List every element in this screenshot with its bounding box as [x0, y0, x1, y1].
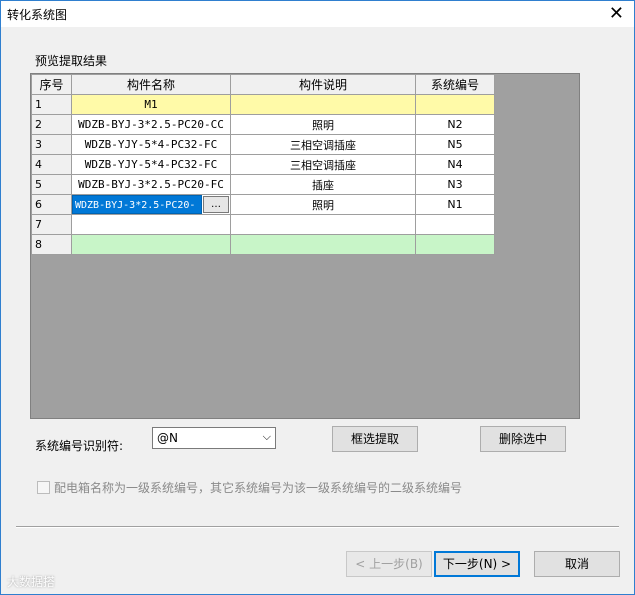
row-code[interactable]: N3 — [415, 174, 495, 195]
header-desc[interactable]: 构件说明 — [230, 74, 416, 95]
row-desc[interactable]: 三相空调插座 — [230, 154, 416, 175]
table-row[interactable]: 7 — [31, 214, 495, 235]
row-name[interactable]: WDZB-BYJ-3*2.5-PC20-FC — [71, 174, 231, 195]
header-code[interactable]: 系统编号 — [415, 74, 495, 95]
identifier-value: @N — [157, 431, 178, 445]
row-name[interactable] — [71, 214, 231, 235]
cell-edit-input[interactable]: WDZB-BYJ-3*2.5-PC20- — [72, 195, 202, 214]
footer-divider — [16, 526, 619, 528]
window-title: 转化系统图 — [7, 8, 68, 22]
secondary-code-option[interactable]: 配电箱名称为一级系统编号，其它系统编号为该一级系统编号的二级系统编号 — [37, 479, 462, 496]
secondary-code-checkbox[interactable] — [37, 481, 50, 494]
row-code[interactable] — [415, 214, 495, 235]
row-code[interactable]: N5 — [415, 134, 495, 155]
identifier-combobox[interactable]: @N ⌵ — [152, 427, 276, 449]
row-desc[interactable] — [230, 214, 416, 235]
row-name[interactable]: M1 — [71, 94, 231, 115]
preview-table: 序号 构件名称 构件说明 系统编号 1 M1 2 WDZB-BYJ-3*2.5-… — [31, 74, 495, 255]
table-row[interactable]: 4 WDZB-YJY-5*4-PC32-FC 三相空调插座 N4 — [31, 154, 495, 175]
row-desc[interactable]: 照明 — [230, 114, 416, 135]
row-index[interactable]: 4 — [31, 154, 72, 175]
row-desc[interactable]: 插座 — [230, 174, 416, 195]
row-code[interactable] — [415, 234, 495, 255]
table-row-selected[interactable]: 6 WDZB-BYJ-3*2.5-PC20- … 照明 N1 — [31, 194, 495, 215]
ellipsis-button[interactable]: … — [203, 196, 229, 213]
row-name[interactable]: WDZB-YJY-5*4-PC32-FC — [71, 154, 231, 175]
secondary-code-label: 配电箱名称为一级系统编号，其它系统编号为该一级系统编号的二级系统编号 — [54, 481, 463, 495]
cancel-button[interactable]: 取消 — [534, 551, 620, 577]
preview-section-label: 预览提取结果 — [35, 54, 108, 68]
header-name[interactable]: 构件名称 — [71, 74, 231, 95]
identifier-label: 系统编号识别符: — [35, 439, 124, 453]
row-index[interactable]: 7 — [31, 214, 72, 235]
header-index[interactable]: 序号 — [31, 74, 72, 95]
table-row[interactable]: 3 WDZB-YJY-5*4-PC32-FC 三相空调插座 N5 — [31, 134, 495, 155]
chevron-down-icon[interactable]: ⌵ — [263, 430, 271, 444]
table-row[interactable]: 1 M1 — [31, 94, 495, 115]
row-name[interactable]: WDZB-BYJ-3*2.5-PC20-CC — [71, 114, 231, 135]
watermark-logo: 大数据搭 — [7, 575, 56, 589]
row-name[interactable] — [71, 234, 231, 255]
prev-button[interactable]: < 上一步(B) — [346, 551, 432, 577]
cell-editor: WDZB-BYJ-3*2.5-PC20- … — [72, 195, 230, 214]
row-code[interactable]: N1 — [415, 194, 495, 215]
header-row: 序号 构件名称 构件说明 系统编号 — [31, 74, 495, 95]
next-button[interactable]: 下一步(N) > — [434, 551, 520, 577]
row-index[interactable]: 8 — [31, 234, 72, 255]
title-bar: 转化系统图 ✕ — [1, 1, 634, 27]
row-desc[interactable]: 照明 — [230, 194, 416, 215]
close-icon[interactable]: ✕ — [609, 3, 624, 24]
convert-system-dialog: 转化系统图 ✕ 预览提取结果 序号 构件名称 构件说明 系统编号 1 M1 2 … — [0, 0, 635, 595]
table-row[interactable]: 5 WDZB-BYJ-3*2.5-PC20-FC 插座 N3 — [31, 174, 495, 195]
frame-extract-button[interactable]: 框选提取 — [332, 426, 418, 452]
row-code[interactable]: N4 — [415, 154, 495, 175]
row-index[interactable]: 1 — [31, 94, 72, 115]
row-index[interactable]: 5 — [31, 174, 72, 195]
row-index[interactable]: 2 — [31, 114, 72, 135]
row-index[interactable]: 6 — [31, 194, 72, 215]
row-desc[interactable]: 三相空调插座 — [230, 134, 416, 155]
row-name[interactable]: WDZB-YJY-5*4-PC32-FC — [71, 134, 231, 155]
table-row[interactable]: 2 WDZB-BYJ-3*2.5-PC20-CC 照明 N2 — [31, 114, 495, 135]
row-index[interactable]: 3 — [31, 134, 72, 155]
preview-grid[interactable]: 序号 构件名称 构件说明 系统编号 1 M1 2 WDZB-BYJ-3*2.5-… — [30, 73, 580, 419]
row-desc[interactable] — [230, 94, 416, 115]
row-code[interactable]: N2 — [415, 114, 495, 135]
row-name-editor[interactable]: WDZB-BYJ-3*2.5-PC20- … — [71, 194, 231, 215]
row-desc[interactable] — [230, 234, 416, 255]
row-code[interactable] — [415, 94, 495, 115]
delete-selected-button[interactable]: 删除选中 — [480, 426, 566, 452]
table-row[interactable]: 8 — [31, 234, 495, 255]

************

To be done: Give the lines above as a numbered list. Skip blank lines and leave out the picture.

Completed task:
1. List every element in this screenshot with its bounding box as [x0, y0, x1, y1].
2. row-code[interactable]: N3 — [415, 174, 495, 195]
3. header-desc[interactable]: 构件说明 — [230, 74, 416, 95]
4. row-desc[interactable]: 三相空调插座 — [230, 154, 416, 175]
5. table-row[interactable]: 7 — [31, 214, 495, 235]
6. row-name[interactable]: WDZB-BYJ-3*2.5-PC20-FC — [71, 174, 231, 195]
7. header-code[interactable]: 系统编号 — [415, 74, 495, 95]
8. identifier-value: @N — [157, 431, 178, 445]
9. row-name[interactable] — [71, 214, 231, 235]
10. cell-edit-input[interactable]: WDZB-BYJ-3*2.5-PC20- — [72, 195, 202, 214]
11. footer-divider — [16, 526, 619, 528]
12. window-title: 转化系统图 — [7, 8, 68, 22]
13. secondary-code-option[interactable]: 配电箱名称为一级系统编号，其它系统编号为该一级系统编号的二级系统编号 — [37, 479, 462, 496]
14. secondary-code-checkbox[interactable] — [37, 481, 50, 494]
15. row-code[interactable] — [415, 214, 495, 235]
16. row-code[interactable]: N5 — [415, 134, 495, 155]
17. identifier-combobox[interactable]: @N ⌵ — [152, 427, 276, 449]
18. row-desc[interactable] — [230, 214, 416, 235]
19. row-name[interactable]: M1 — [71, 94, 231, 115]
20. preview-table: 序号 构件名称 构件说明 系统编号 1 M1 2 WDZB-BYJ-3*2.5-… — [31, 74, 495, 255]
21. table-row[interactable]: 4 WDZB-YJY-5*4-PC32-FC 三相空调插座 N4 — [31, 154, 495, 175]
22. row-desc[interactable]: 照明 — [230, 114, 416, 135]
23. row-index[interactable]: 4 — [31, 154, 72, 175]
24. row-desc[interactable]: 插座 — [230, 174, 416, 195]
25. row-code[interactable] — [415, 234, 495, 255]
26. table-row-selected[interactable]: 6 WDZB-BYJ-3*2.5-PC20- … 照明 N1 — [31, 194, 495, 215]
27. ellipsis-button[interactable]: … — [203, 196, 229, 213]
28. row-name[interactable]: WDZB-YJY-5*4-PC32-FC — [71, 154, 231, 175]
29. secondary-code-label: 配电箱名称为一级系统编号，其它系统编号为该一级系统编号的二级系统编号 — [54, 481, 463, 495]
30. cancel-button[interactable]: 取消 — [534, 551, 620, 577]
31. preview-section-label: 预览提取结果 — [35, 54, 108, 68]
32. header-name[interactable]: 构件名称 — [71, 74, 231, 95]
33. identifier-label: 系统编号识别符: — [35, 439, 124, 453]
34. row-index[interactable]: 7 — [31, 214, 72, 235]
35. header-index[interactable]: 序号 — [31, 74, 72, 95]
36. table-row[interactable]: 3 WDZB-YJY-5*4-PC32-FC 三相空调插座 N5 — [31, 134, 495, 155]
37. chevron-down-icon[interactable]: ⌵ — [263, 430, 271, 444]
38. table-row[interactable]: 1 M1 — [31, 94, 495, 115]
39. row-name[interactable]: WDZB-BYJ-3*2.5-PC20-CC — [71, 114, 231, 135]
40. watermark-logo: 大数据搭 — [7, 575, 56, 589]
41. row-name[interactable] — [71, 234, 231, 255]
42. prev-button[interactable]: < 上一步(B) — [346, 551, 432, 577]
43. cell-editor: WDZB-BYJ-3*2.5-PC20- … — [72, 195, 230, 214]
44. row-code[interactable]: N1 — [415, 194, 495, 215]
45. header-row: 序号 构件名称 构件说明 系统编号 — [31, 74, 495, 95]
46. next-button[interactable]: 下一步(N) > — [434, 551, 520, 577]
47. row-index[interactable]: 8 — [31, 234, 72, 255]
48. title-bar: 转化系统图 ✕ — [1, 1, 634, 27]
49. row-desc[interactable]: 照明 — [230, 194, 416, 215]
50. close-icon[interactable]: ✕ — [609, 3, 624, 24]
51. convert-system-dialog: 转化系统图 ✕ 预览提取结果 序号 构件名称 构件说明 系统编号 1 M1 2 … — [0, 0, 635, 595]
52. table-row[interactable]: 5 WDZB-BYJ-3*2.5-PC20-FC 插座 N3 — [31, 174, 495, 195]
53. frame-extract-button[interactable]: 框选提取 — [332, 426, 418, 452]
54. row-code[interactable]: N4 — [415, 154, 495, 175]
55. row-index[interactable]: 1 — [31, 94, 72, 115]
56. row-index[interactable]: 5 — [31, 174, 72, 195]
57. row-index[interactable]: 2 — [31, 114, 72, 135]
58. row-index[interactable]: 6 — [31, 194, 72, 215]
59. row-desc[interactable]: 三相空调插座 — [230, 134, 416, 155]
60. row-name[interactable]: WDZB-YJY-5*4-PC32-FC — [71, 134, 231, 155]
61. table-row[interactable]: 2 WDZB-BYJ-3*2.5-PC20-CC 照明 N2 — [31, 114, 495, 135]
62. row-index[interactable]: 3 — [31, 134, 72, 155]
63. preview-grid[interactable]: 序号 构件名称 构件说明 系统编号 1 M1 2 WDZB-BYJ-3*2.5-… — [30, 73, 580, 419]
64. row-desc[interactable] — [230, 94, 416, 115]
65. row-code[interactable]: N2 — [415, 114, 495, 135]
66. row-name-editor[interactable]: WDZB-BYJ-3*2.5-PC20- … — [71, 194, 231, 215]
67. row-desc[interactable] — [230, 234, 416, 255]
68. row-code[interactable] — [415, 94, 495, 115]
69. delete-selected-button[interactable]: 删除选中 — [480, 426, 566, 452]
70. table-row[interactable]: 8 — [31, 234, 495, 255]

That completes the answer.